> **TASK OBJECTIVE**: Filter the listing for lines containing "series".

┌──

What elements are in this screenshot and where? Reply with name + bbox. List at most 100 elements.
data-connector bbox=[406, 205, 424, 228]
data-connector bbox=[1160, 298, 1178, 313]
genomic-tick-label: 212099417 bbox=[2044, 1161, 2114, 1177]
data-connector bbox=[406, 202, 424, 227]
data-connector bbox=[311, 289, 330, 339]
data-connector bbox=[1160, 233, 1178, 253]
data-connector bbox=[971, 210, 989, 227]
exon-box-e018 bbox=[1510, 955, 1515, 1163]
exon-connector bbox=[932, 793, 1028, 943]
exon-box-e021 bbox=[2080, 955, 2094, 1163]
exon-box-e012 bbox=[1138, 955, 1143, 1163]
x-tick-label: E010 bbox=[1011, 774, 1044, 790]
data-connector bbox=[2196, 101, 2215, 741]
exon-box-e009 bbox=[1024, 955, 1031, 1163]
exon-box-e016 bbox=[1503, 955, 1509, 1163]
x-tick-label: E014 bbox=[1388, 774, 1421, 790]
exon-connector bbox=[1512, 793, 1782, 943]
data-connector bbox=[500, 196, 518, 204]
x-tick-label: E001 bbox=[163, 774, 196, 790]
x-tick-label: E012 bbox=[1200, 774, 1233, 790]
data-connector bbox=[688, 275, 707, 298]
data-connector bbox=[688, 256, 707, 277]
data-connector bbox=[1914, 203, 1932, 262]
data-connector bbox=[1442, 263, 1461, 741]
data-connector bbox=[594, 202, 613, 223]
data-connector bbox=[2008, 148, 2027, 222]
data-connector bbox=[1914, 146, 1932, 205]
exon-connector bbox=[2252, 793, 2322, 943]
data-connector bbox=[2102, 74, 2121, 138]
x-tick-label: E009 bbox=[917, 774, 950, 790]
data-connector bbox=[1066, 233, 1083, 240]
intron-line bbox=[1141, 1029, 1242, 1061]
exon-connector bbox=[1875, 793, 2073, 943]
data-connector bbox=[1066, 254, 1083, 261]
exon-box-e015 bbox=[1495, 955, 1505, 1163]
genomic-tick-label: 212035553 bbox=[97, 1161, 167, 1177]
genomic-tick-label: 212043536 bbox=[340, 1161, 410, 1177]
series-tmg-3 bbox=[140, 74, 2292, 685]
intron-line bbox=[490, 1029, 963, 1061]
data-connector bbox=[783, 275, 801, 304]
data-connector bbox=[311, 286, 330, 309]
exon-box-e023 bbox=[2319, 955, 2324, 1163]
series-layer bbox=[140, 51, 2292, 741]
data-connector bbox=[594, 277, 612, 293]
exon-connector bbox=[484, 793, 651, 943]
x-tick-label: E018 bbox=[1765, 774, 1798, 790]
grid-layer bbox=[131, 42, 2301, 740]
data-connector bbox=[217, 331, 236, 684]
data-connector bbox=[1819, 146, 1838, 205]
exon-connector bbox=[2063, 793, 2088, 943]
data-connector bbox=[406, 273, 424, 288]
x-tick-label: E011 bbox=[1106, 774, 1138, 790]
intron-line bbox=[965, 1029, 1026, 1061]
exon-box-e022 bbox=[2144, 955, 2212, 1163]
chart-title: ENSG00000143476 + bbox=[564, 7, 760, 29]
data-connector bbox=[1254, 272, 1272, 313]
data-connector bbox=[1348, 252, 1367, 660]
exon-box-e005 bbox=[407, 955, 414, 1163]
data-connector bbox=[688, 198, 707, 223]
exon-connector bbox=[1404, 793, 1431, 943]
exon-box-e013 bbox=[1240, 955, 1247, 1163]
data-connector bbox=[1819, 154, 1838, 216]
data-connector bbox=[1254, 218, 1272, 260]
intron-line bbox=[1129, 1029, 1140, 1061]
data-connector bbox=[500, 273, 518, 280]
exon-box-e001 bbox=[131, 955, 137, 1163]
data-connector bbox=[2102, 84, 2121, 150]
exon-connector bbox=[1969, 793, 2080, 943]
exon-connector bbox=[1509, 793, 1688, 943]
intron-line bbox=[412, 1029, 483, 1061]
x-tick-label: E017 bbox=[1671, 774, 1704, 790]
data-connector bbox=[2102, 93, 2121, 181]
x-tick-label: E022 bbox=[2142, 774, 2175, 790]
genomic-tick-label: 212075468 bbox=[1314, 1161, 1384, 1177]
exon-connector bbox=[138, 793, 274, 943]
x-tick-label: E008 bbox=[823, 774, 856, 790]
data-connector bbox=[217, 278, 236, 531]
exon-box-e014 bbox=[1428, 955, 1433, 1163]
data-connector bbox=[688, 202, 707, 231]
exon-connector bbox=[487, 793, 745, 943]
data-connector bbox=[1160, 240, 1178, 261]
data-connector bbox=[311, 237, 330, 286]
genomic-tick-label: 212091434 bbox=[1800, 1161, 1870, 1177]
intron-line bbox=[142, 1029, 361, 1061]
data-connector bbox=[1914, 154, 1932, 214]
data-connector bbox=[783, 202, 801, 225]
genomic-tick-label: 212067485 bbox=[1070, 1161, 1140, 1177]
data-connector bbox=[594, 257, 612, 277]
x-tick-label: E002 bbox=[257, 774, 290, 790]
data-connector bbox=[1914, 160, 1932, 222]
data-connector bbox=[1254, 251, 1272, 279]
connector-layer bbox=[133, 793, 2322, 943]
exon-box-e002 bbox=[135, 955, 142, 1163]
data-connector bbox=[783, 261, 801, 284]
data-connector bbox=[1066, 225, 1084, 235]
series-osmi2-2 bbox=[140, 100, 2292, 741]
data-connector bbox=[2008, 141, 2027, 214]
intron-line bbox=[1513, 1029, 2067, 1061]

└──

> **WRITTEN RESPONSE**:
series-tmg-3 bbox=[140, 74, 2292, 685]
series-layer bbox=[140, 51, 2292, 741]
series-osmi2-2 bbox=[140, 100, 2292, 741]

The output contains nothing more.